• Task objective
Reproduce the entries word for word, starting at their first line and ending at the line containing "- x-tick-label: 1: [502, 381, 510, 398]", with both of those lines included.
--- START Available records ---
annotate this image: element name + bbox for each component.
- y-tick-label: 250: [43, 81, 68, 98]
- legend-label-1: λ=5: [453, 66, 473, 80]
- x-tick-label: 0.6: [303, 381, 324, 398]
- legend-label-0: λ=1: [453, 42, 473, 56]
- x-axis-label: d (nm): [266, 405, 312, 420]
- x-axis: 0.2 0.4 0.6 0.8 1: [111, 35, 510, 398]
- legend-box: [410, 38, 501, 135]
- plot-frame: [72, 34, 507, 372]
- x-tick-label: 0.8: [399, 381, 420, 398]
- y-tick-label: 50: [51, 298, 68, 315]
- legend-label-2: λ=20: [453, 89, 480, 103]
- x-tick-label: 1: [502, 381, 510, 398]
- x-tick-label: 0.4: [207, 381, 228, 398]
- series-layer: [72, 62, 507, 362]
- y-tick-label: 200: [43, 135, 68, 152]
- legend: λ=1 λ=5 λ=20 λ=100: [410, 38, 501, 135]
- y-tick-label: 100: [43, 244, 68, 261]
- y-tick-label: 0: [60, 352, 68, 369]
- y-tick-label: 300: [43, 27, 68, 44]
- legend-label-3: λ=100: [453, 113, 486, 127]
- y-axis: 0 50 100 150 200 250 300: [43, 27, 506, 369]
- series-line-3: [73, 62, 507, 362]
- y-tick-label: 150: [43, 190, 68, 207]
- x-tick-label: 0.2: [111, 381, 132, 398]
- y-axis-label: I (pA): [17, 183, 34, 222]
--- END Available records ---
• Exercise output
annotate this image: element name + bbox for each component.
- y-tick-label: 250: [43, 81, 68, 98]
- legend-label-1: λ=5: [453, 66, 473, 80]
- x-tick-label: 0.6: [303, 381, 324, 398]
- legend-label-0: λ=1: [453, 42, 473, 56]
- x-axis-label: d (nm): [266, 405, 312, 420]
- x-axis: 0.2 0.4 0.6 0.8 1: [111, 35, 510, 398]
- legend-box: [410, 38, 501, 135]
- plot-frame: [72, 34, 507, 372]
- x-tick-label: 0.8: [399, 381, 420, 398]
- y-tick-label: 50: [51, 298, 68, 315]
- legend-label-2: λ=20: [453, 89, 480, 103]
- x-tick-label: 1: [502, 381, 510, 398]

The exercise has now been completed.